§ Stored dataset items
*** Begin section ***

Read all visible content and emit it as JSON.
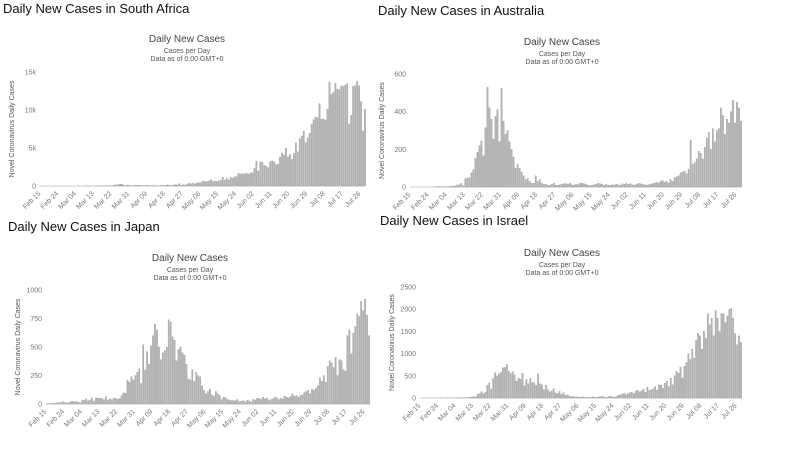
{
  "chart_data": [
    {
      "type": "bar",
      "heading": "Daily New Cases in South Africa",
      "title": "Daily New Cases",
      "subtitle": "Cases per Day",
      "note": "Data as of 0:00 GMT+0",
      "y_label": "Novel Coronavirus Daily Cases",
      "color": "#b4b4b4",
      "ylim": [
        0,
        15000
      ],
      "yticks": [
        0,
        {
          "value": 5000,
          "label": "5k"
        },
        {
          "value": 10000,
          "label": "10k"
        },
        {
          "value": 15000,
          "label": "15k"
        }
      ],
      "grid": false,
      "categories": [
        "Feb 15",
        null,
        null,
        null,
        null,
        null,
        null,
        null,
        null,
        "Feb 24",
        null,
        null,
        null,
        null,
        null,
        null,
        null,
        null,
        "Mar 04",
        null,
        null,
        null,
        null,
        null,
        null,
        null,
        null,
        "Mar 13",
        null,
        null,
        null,
        null,
        null,
        null,
        null,
        null,
        "Mar 22",
        null,
        null,
        null,
        null,
        null,
        null,
        null,
        null,
        "Mar 31",
        null,
        null,
        null,
        null,
        null,
        null,
        null,
        null,
        "Apr 09",
        null,
        null,
        null,
        null,
        null,
        null,
        null,
        null,
        "Apr 18",
        null,
        null,
        null,
        null,
        null,
        null,
        null,
        null,
        "Apr 27",
        null,
        null,
        null,
        null,
        null,
        null,
        null,
        null,
        "May 06",
        null,
        null,
        null,
        null,
        null,
        null,
        null,
        null,
        "May 15",
        null,
        null,
        null,
        null,
        null,
        null,
        null,
        null,
        "May 24",
        null,
        null,
        null,
        null,
        null,
        null,
        null,
        null,
        "Jun 02",
        null,
        null,
        null,
        null,
        null,
        null,
        null,
        null,
        "Jun 11",
        null,
        null,
        null,
        null,
        null,
        null,
        null,
        null,
        "Jun 20",
        null,
        null,
        null,
        null,
        null,
        null,
        null,
        null,
        "Jun 29",
        null,
        null,
        null,
        null,
        null,
        null,
        null,
        null,
        "Jul 08",
        null,
        null,
        null,
        null,
        null,
        null,
        null,
        null,
        "Jul 17",
        null,
        null,
        null,
        null,
        null,
        null,
        null,
        null,
        "Jul 26",
        null,
        null
      ],
      "values": [
        0,
        0,
        0,
        0,
        0,
        0,
        0,
        0,
        0,
        0,
        0,
        0,
        0,
        0,
        0,
        0,
        0,
        0,
        0,
        1,
        0,
        0,
        1,
        6,
        3,
        3,
        0,
        11,
        14,
        10,
        23,
        16,
        31,
        34,
        52,
        38,
        34,
        128,
        152,
        155,
        218,
        243,
        102,
        63,
        148,
        27,
        27,
        82,
        113,
        77,
        99,
        56,
        63,
        64,
        96,
        55,
        32,
        80,
        58,
        17,
        34,
        99,
        51,
        91,
        143,
        111,
        50,
        133,
        179,
        146,
        318,
        88,
        188,
        139,
        266,
        354,
        297,
        385,
        267,
        443,
        437,
        424,
        663,
        574,
        595,
        665,
        818,
        610,
        641,
        611,
        665,
        785,
        1160,
        767,
        1026,
        803,
        1134,
        1041,
        1218,
        1240,
        1673,
        1567,
        1637,
        1556,
        1716,
        1555,
        1716,
        1728,
        2312,
        3267,
        1974,
        3157,
        3147,
        2719,
        2594,
        2430,
        3209,
        3298,
        3214,
        2828,
        2849,
        3809,
        4302,
        4078,
        4966,
        3826,
        4174,
        3519,
        4288,
        5668,
        4516,
        6215,
        6579,
        7210,
        5688,
        6334,
        6945,
        8124,
        8728,
        9063,
        8971,
        10853,
        8773,
        8810,
        8685,
        10114,
        13674,
        12058,
        12348,
        13497,
        12757,
        12692,
        13172,
        13104,
        13285,
        13449,
        8170,
        9300,
        13150,
        13218,
        13800,
        13215,
        11107,
        7232,
        10107
      ]
    },
    {
      "type": "bar",
      "heading": "Daily New Cases in Australia",
      "title": "Daily New Cases",
      "subtitle": "Cases per Day",
      "note": "Data as of 0:00 GMT+0",
      "y_label": "Novel Coronavirus Daily Cases",
      "color": "#b4b4b4",
      "ylim": [
        0,
        600
      ],
      "yticks": [
        0,
        200,
        400,
        600
      ],
      "grid": false,
      "categories": [
        "Feb 15",
        null,
        null,
        null,
        null,
        null,
        null,
        null,
        null,
        "Feb 24",
        null,
        null,
        null,
        null,
        null,
        null,
        null,
        null,
        "Mar 04",
        null,
        null,
        null,
        null,
        null,
        null,
        null,
        null,
        "Mar 13",
        null,
        null,
        null,
        null,
        null,
        null,
        null,
        null,
        "Mar 22",
        null,
        null,
        null,
        null,
        null,
        null,
        null,
        null,
        "Mar 31",
        null,
        null,
        null,
        null,
        null,
        null,
        null,
        null,
        "Apr 09",
        null,
        null,
        null,
        null,
        null,
        null,
        null,
        null,
        "Apr 18",
        null,
        null,
        null,
        null,
        null,
        null,
        null,
        null,
        "Apr 27",
        null,
        null,
        null,
        null,
        null,
        null,
        null,
        null,
        "May 06",
        null,
        null,
        null,
        null,
        null,
        null,
        null,
        null,
        "May 15",
        null,
        null,
        null,
        null,
        null,
        null,
        null,
        null,
        "May 24",
        null,
        null,
        null,
        null,
        null,
        null,
        null,
        null,
        "Jun 02",
        null,
        null,
        null,
        null,
        null,
        null,
        null,
        null,
        "Jun 11",
        null,
        null,
        null,
        null,
        null,
        null,
        null,
        null,
        "Jun 20",
        null,
        null,
        null,
        null,
        null,
        null,
        null,
        null,
        "Jun 29",
        null,
        null,
        null,
        null,
        null,
        null,
        null,
        null,
        "Jul 08",
        null,
        null,
        null,
        null,
        null,
        null,
        null,
        null,
        "Jul 17",
        null,
        null,
        null,
        null,
        null,
        null,
        null,
        null,
        "Jul 26",
        null,
        null
      ],
      "values": [
        0,
        0,
        0,
        0,
        0,
        0,
        0,
        0,
        0,
        0,
        0,
        0,
        2,
        2,
        2,
        2,
        1,
        1,
        2,
        3,
        5,
        4,
        6,
        11,
        12,
        20,
        6,
        44,
        48,
        49,
        75,
        92,
        152,
        185,
        220,
        245,
        165,
        315,
        530,
        420,
        360,
        255,
        375,
        410,
        240,
        525,
        350,
        280,
        300,
        240,
        200,
        160,
        100,
        120,
        100,
        80,
        60,
        40,
        45,
        30,
        20,
        20,
        60,
        30,
        40,
        20,
        15,
        15,
        10,
        10,
        15,
        20,
        10,
        10,
        12,
        15,
        18,
        18,
        15,
        20,
        12,
        10,
        15,
        12,
        20,
        20,
        18,
        15,
        10,
        8,
        10,
        12,
        15,
        20,
        18,
        15,
        10,
        15,
        10,
        10,
        12,
        10,
        15,
        12,
        10,
        18,
        15,
        20,
        15,
        18,
        12,
        10,
        15,
        20,
        18,
        15,
        12,
        10,
        12,
        15,
        18,
        20,
        25,
        20,
        30,
        35,
        25,
        30,
        20,
        40,
        30,
        50,
        55,
        60,
        75,
        80,
        85,
        70,
        95,
        250,
        120,
        130,
        150,
        190,
        180,
        150,
        210,
        260,
        290,
        200,
        310,
        240,
        300,
        310,
        420,
        380,
        280,
        360,
        340,
        400,
        460,
        340,
        450,
        420,
        350
      ]
    },
    {
      "type": "bar",
      "heading": "Daily New Cases in Japan",
      "title": "Daily New Cases",
      "subtitle": "Cases per Day",
      "note": "Data as of 0:00 GMT+0",
      "y_label": "Novel Coronavirus Daily Cases",
      "color": "#b4b4b4",
      "ylim": [
        0,
        1000
      ],
      "yticks": [
        0,
        250,
        500,
        750,
        1000
      ],
      "grid": false,
      "categories": [
        "Feb 15",
        null,
        null,
        null,
        null,
        null,
        null,
        null,
        null,
        "Feb 24",
        null,
        null,
        null,
        null,
        null,
        null,
        null,
        null,
        "Mar 04",
        null,
        null,
        null,
        null,
        null,
        null,
        null,
        null,
        "Mar 13",
        null,
        null,
        null,
        null,
        null,
        null,
        null,
        null,
        "Mar 22",
        null,
        null,
        null,
        null,
        null,
        null,
        null,
        null,
        "Mar 31",
        null,
        null,
        null,
        null,
        null,
        null,
        null,
        null,
        "Apr 09",
        null,
        null,
        null,
        null,
        null,
        null,
        null,
        null,
        "Apr 18",
        null,
        null,
        null,
        null,
        null,
        null,
        null,
        null,
        "Apr 27",
        null,
        null,
        null,
        null,
        null,
        null,
        null,
        null,
        "May 06",
        null,
        null,
        null,
        null,
        null,
        null,
        null,
        null,
        "May 15",
        null,
        null,
        null,
        null,
        null,
        null,
        null,
        null,
        "May 24",
        null,
        null,
        null,
        null,
        null,
        null,
        null,
        null,
        "Jun 02",
        null,
        null,
        null,
        null,
        null,
        null,
        null,
        null,
        "Jun 11",
        null,
        null,
        null,
        null,
        null,
        null,
        null,
        null,
        "Jun 20",
        null,
        null,
        null,
        null,
        null,
        null,
        null,
        null,
        "Jun 29",
        null,
        null,
        null,
        null,
        null,
        null,
        null,
        null,
        "Jul 08",
        null,
        null,
        null,
        null,
        null,
        null,
        null,
        null,
        "Jul 17",
        null,
        null,
        null,
        null,
        null,
        null,
        null,
        null,
        "Jul 26",
        null,
        null
      ],
      "values": [
        2,
        3,
        5,
        4,
        6,
        10,
        15,
        12,
        22,
        14,
        8,
        11,
        20,
        25,
        16,
        23,
        15,
        12,
        33,
        33,
        45,
        29,
        36,
        54,
        26,
        54,
        51,
        52,
        48,
        39,
        63,
        35,
        46,
        39,
        51,
        50,
        43,
        48,
        74,
        100,
        95,
        210,
        190,
        240,
        210,
        250,
        280,
        310,
        180,
        520,
        300,
        460,
        350,
        510,
        600,
        700,
        650,
        500,
        390,
        450,
        470,
        500,
        740,
        720,
        590,
        560,
        380,
        480,
        500,
        450,
        430,
        350,
        220,
        210,
        300,
        200,
        280,
        250,
        240,
        160,
        120,
        90,
        110,
        130,
        80,
        70,
        110,
        90,
        75,
        40,
        60,
        55,
        40,
        35,
        30,
        30,
        28,
        40,
        20,
        25,
        30,
        20,
        35,
        28,
        20,
        40,
        36,
        50,
        50,
        40,
        60,
        45,
        50,
        35,
        40,
        45,
        60,
        55,
        40,
        50,
        45,
        70,
        60,
        55,
        65,
        90,
        70,
        75,
        60,
        75,
        80,
        100,
        110,
        120,
        90,
        130,
        120,
        140,
        160,
        230,
        200,
        250,
        190,
        330,
        380,
        360,
        320,
        410,
        250,
        390,
        380,
        300,
        290,
        600,
        650,
        440,
        620,
        680,
        790,
        770,
        900,
        820,
        920,
        780,
        600
      ]
    },
    {
      "type": "bar",
      "heading": "Daily New Cases in Israel",
      "title": "Daily New Cases",
      "subtitle": "Cases per Day",
      "note": "Data as of 0:00 GMT+0",
      "y_label": "Novel Coronavirus Daily Cases",
      "color": "#b4b4b4",
      "ylim": [
        0,
        2500
      ],
      "yticks": [
        0,
        500,
        1000,
        1500,
        2000,
        2500
      ],
      "grid": false,
      "categories": [
        "Feb 15",
        null,
        null,
        null,
        null,
        null,
        null,
        null,
        null,
        "Feb 24",
        null,
        null,
        null,
        null,
        null,
        null,
        null,
        null,
        "Mar 04",
        null,
        null,
        null,
        null,
        null,
        null,
        null,
        null,
        "Mar 13",
        null,
        null,
        null,
        null,
        null,
        null,
        null,
        null,
        "Mar 22",
        null,
        null,
        null,
        null,
        null,
        null,
        null,
        null,
        "Mar 31",
        null,
        null,
        null,
        null,
        null,
        null,
        null,
        null,
        "Apr 09",
        null,
        null,
        null,
        null,
        null,
        null,
        null,
        null,
        "Apr 18",
        null,
        null,
        null,
        null,
        null,
        null,
        null,
        null,
        "Apr 27",
        null,
        null,
        null,
        null,
        null,
        null,
        null,
        null,
        "May 06",
        null,
        null,
        null,
        null,
        null,
        null,
        null,
        null,
        "May 15",
        null,
        null,
        null,
        null,
        null,
        null,
        null,
        null,
        "May 24",
        null,
        null,
        null,
        null,
        null,
        null,
        null,
        null,
        "Jun 02",
        null,
        null,
        null,
        null,
        null,
        null,
        null,
        null,
        "Jun 11",
        null,
        null,
        null,
        null,
        null,
        null,
        null,
        null,
        "Jun 20",
        null,
        null,
        null,
        null,
        null,
        null,
        null,
        null,
        "Jun 29",
        null,
        null,
        null,
        null,
        null,
        null,
        null,
        null,
        "Jul 08",
        null,
        null,
        null,
        null,
        null,
        null,
        null,
        null,
        "Jul 17",
        null,
        null,
        null,
        null,
        null,
        null,
        null,
        null,
        "Jul 26",
        null,
        null
      ],
      "values": [
        0,
        0,
        0,
        0,
        0,
        0,
        0,
        0,
        0,
        0,
        1,
        1,
        0,
        1,
        2,
        3,
        2,
        0,
        3,
        5,
        2,
        5,
        4,
        7,
        11,
        15,
        25,
        33,
        23,
        80,
        100,
        140,
        100,
        130,
        290,
        340,
        200,
        440,
        570,
        500,
        540,
        580,
        680,
        690,
        750,
        600,
        550,
        590,
        520,
        380,
        450,
        420,
        560,
        280,
        420,
        320,
        440,
        350,
        350,
        290,
        550,
        320,
        300,
        190,
        290,
        190,
        140,
        160,
        210,
        120,
        100,
        150,
        80,
        120,
        60,
        70,
        50,
        30,
        40,
        20,
        30,
        20,
        15,
        25,
        15,
        10,
        20,
        15,
        30,
        20,
        15,
        30,
        25,
        40,
        20,
        15,
        30,
        40,
        25,
        20,
        30,
        60,
        70,
        90,
        110,
        80,
        100,
        120,
        130,
        100,
        150,
        180,
        140,
        160,
        200,
        130,
        240,
        170,
        190,
        210,
        260,
        180,
        300,
        290,
        220,
        330,
        380,
        260,
        450,
        300,
        500,
        600,
        560,
        700,
        450,
        720,
        800,
        1000,
        870,
        1100,
        900,
        1300,
        1460,
        1400,
        1100,
        1500,
        1350,
        1900,
        1650,
        1800,
        1400,
        1970,
        1800,
        1500,
        1900,
        1900,
        1700,
        1850,
        2000,
        2020,
        1800,
        1450,
        1200,
        1400,
        1250
      ]
    }
  ]
}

*** End section ***

§ Problem details
The lines to return are those with the string "heading" in them; copy each from the entries above.

§ Reply
      "heading": "Daily New Cases in South Africa",
      "heading": "Daily New Cases in Australia",
      "heading": "Daily New Cases in Japan",
      "heading": "Daily New Cases in Israel",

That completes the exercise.